Write out the listing below exactly, and omit any images you find in it.

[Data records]
....

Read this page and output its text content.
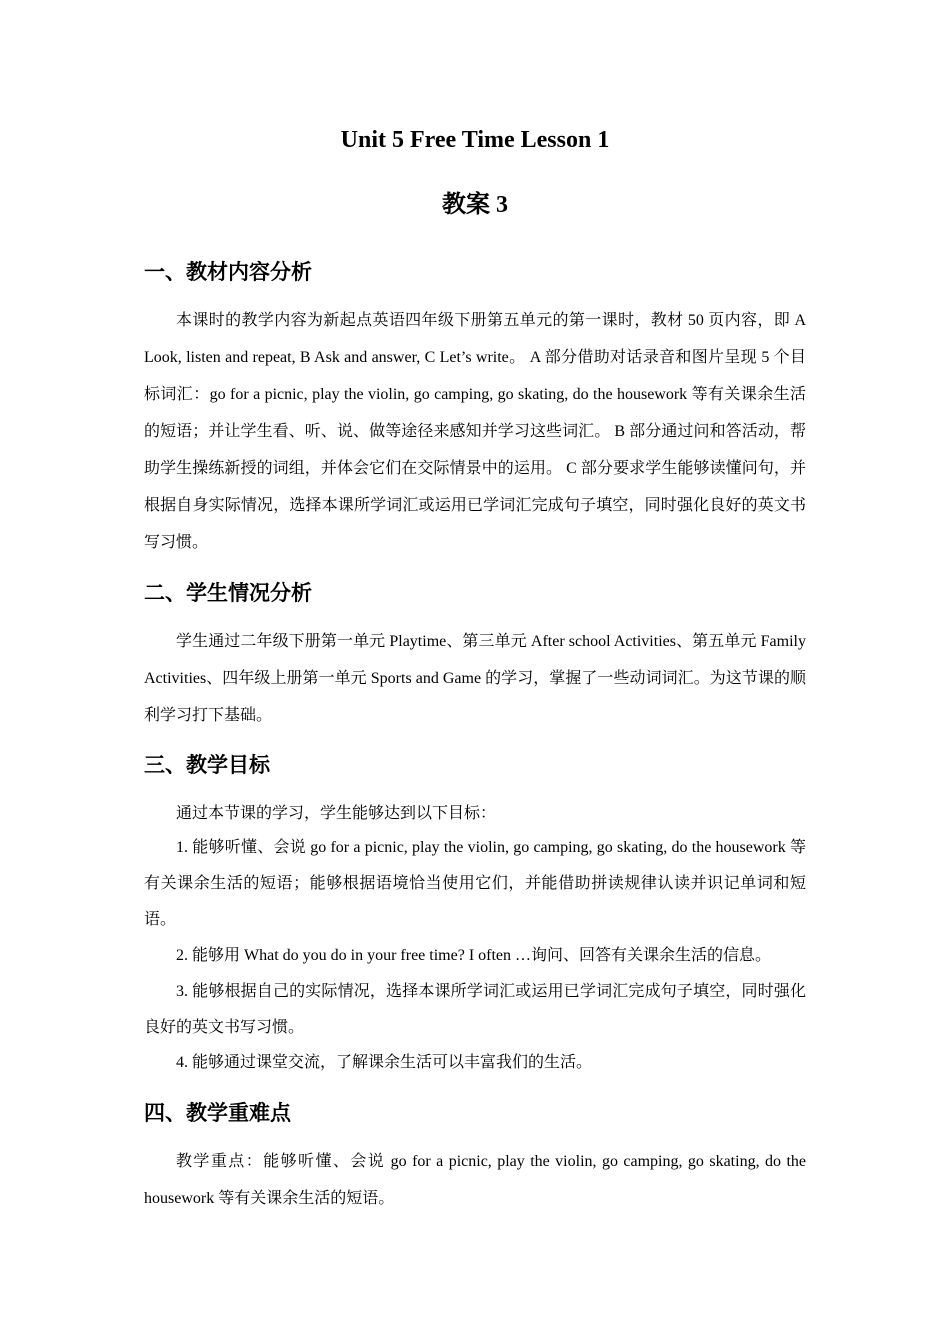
Unit 5 Free Time Lesson 1
教案 3
一、教材内容分析
本课时的教学内容为新起点英语四年级下册第五单元的第一课时，教材 50 页内容，即 A Look, listen and repeat, B Ask and answer, C Let’s write。 A 部分借助对话录音和图片呈现 5 个目标词汇：go for a picnic, play the violin, go camping, go skating, do the housework 等有关课余生活的短语；并让学生看、听、说、做等途径来感知并学习这些词汇。 B 部分通过问和答活动，帮助学生操练新授的词组，并体会它们在交际情景中的运用。 C 部分要求学生能够读懂问句，并根据自身实际情况，选择本课所学词汇或运用已学词汇完成句子填空，同时强化良好的英文书写习惯。
二、学生情况分析
学生通过二年级下册第一单元 Playtime、第三单元 After school Activities、第五单元 Family Activities、四年级上册第一单元 Sports and Game 的学习，掌握了一些动词词汇。为这节课的顺利学习打下基础。
三、教学目标
通过本节课的学习，学生能够达到以下目标：
1. 能够听懂、会说 go for a picnic, play the violin, go camping, go skating, do the housework 等有关课余生活的短语；能够根据语境恰当使用它们，并能借助拼读规律认读并识记单词和短语。
2. 能够用 What do you do in your free time? I often …询问、回答有关课余生活的信息。
3. 能够根据自己的实际情况，选择本课所学词汇或运用已学词汇完成句子填空，同时强化良好的英文书写习惯。
4. 能够通过课堂交流，了解课余生活可以丰富我们的生活。
四、教学重难点
教学重点：能够听懂、会说 go for a picnic, play the violin, go camping, go skating, do the housework 等有关课余生活的短语。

....

[TASK OUTPUT]
Read this page and output its text content.
Unit 5 Free Time Lesson 1
教案 3
一、教材内容分析
本课时的教学内容为新起点英语四年级下册第五单元的第一课时，教材 50 页内容，即 A Look, listen and repeat, B Ask and answer, C Let’s write。 A 部分借助对话录音和图片呈现 5 个目标词汇：go for a picnic, play the violin, go camping, go skating, do the housework 等有关课余生活的短语；并让学生看、听、说、做等途径来感知并学习这些词汇。 B 部分通过问和答活动，帮助学生操练新授的词组，并体会它们在交际情景中的运用。 C 部分要求学生能够读懂问句，并根据自身实际情况，选择本课所学词汇或运用已学词汇完成句子填空，同时强化良好的英文书写习惯。
二、学生情况分析
学生通过二年级下册第一单元 Playtime、第三单元 After school Activities、第五单元 Family Activities、四年级上册第一单元 Sports and Game 的学习，掌握了一些动词词汇。为这节课的顺利学习打下基础。
三、教学目标
通过本节课的学习，学生能够达到以下目标：
1. 能够听懂、会说 go for a picnic, play the violin, go camping, go skating, do the housework 等有关课余生活的短语；能够根据语境恰当使用它们，并能借助拼读规律认读并识记单词和短语。
2. 能够用 What do you do in your free time? I often …询问、回答有关课余生活的信息。
3. 能够根据自己的实际情况，选择本课所学词汇或运用已学词汇完成句子填空，同时强化良好的英文书写习惯。
4. 能够通过课堂交流，了解课余生活可以丰富我们的生活。
四、教学重难点
教学重点：能够听懂、会说 go for a picnic, play the violin, go camping, go skating, do the housework 等有关课余生活的短语。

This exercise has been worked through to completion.